▸ JOB: Review the lines that follow and copy each one that contains the word "hiện".

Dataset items
= = = = = = =
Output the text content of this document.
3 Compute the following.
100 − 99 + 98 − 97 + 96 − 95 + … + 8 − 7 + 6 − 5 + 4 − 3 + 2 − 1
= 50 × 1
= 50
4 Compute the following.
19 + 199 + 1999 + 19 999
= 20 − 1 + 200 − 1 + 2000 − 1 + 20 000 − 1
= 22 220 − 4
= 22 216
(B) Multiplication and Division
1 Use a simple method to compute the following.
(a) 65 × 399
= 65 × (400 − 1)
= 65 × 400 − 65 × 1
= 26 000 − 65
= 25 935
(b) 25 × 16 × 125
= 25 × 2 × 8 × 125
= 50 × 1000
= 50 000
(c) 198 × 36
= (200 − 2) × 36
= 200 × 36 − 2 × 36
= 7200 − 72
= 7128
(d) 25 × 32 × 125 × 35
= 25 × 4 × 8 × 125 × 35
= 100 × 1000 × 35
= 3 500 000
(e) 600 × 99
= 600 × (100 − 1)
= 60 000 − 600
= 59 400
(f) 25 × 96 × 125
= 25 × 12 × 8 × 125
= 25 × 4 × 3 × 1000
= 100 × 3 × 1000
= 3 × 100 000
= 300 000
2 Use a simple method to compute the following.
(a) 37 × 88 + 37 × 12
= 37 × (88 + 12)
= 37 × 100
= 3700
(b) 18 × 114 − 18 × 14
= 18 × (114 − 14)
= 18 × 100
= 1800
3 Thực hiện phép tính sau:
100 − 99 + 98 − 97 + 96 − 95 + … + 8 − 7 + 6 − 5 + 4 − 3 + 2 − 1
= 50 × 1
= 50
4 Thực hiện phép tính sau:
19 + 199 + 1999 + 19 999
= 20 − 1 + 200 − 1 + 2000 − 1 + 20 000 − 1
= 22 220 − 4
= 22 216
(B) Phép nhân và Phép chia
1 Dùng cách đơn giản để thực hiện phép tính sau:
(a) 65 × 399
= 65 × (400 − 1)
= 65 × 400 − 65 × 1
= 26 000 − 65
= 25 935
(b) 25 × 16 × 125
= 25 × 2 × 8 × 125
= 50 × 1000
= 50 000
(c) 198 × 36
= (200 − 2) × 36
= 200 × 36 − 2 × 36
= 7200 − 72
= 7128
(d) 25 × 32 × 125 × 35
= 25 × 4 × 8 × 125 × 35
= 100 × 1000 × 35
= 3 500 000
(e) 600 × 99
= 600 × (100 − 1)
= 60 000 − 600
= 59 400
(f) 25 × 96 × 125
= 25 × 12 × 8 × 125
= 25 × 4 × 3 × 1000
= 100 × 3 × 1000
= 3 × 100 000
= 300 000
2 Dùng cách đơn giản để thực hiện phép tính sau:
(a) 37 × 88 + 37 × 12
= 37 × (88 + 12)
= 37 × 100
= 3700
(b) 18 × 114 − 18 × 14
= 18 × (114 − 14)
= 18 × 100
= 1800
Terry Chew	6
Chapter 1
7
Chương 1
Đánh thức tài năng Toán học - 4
= = = = = = =
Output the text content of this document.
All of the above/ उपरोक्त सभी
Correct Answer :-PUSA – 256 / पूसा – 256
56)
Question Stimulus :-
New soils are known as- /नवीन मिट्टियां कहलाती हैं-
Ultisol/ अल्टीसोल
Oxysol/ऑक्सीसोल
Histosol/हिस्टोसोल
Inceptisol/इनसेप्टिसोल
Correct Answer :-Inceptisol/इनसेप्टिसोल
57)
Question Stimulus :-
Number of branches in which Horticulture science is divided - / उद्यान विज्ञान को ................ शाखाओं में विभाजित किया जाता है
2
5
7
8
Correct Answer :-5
= = = = = = =
▸ FINISHED EXERCISE:
3 Thực hiện phép tính sau:
4 Thực hiện phép tính sau:
1 Dùng cách đơn giản để thực hiện phép tính sau:
2 Dùng cách đơn giản để thực hiện phép tính sau:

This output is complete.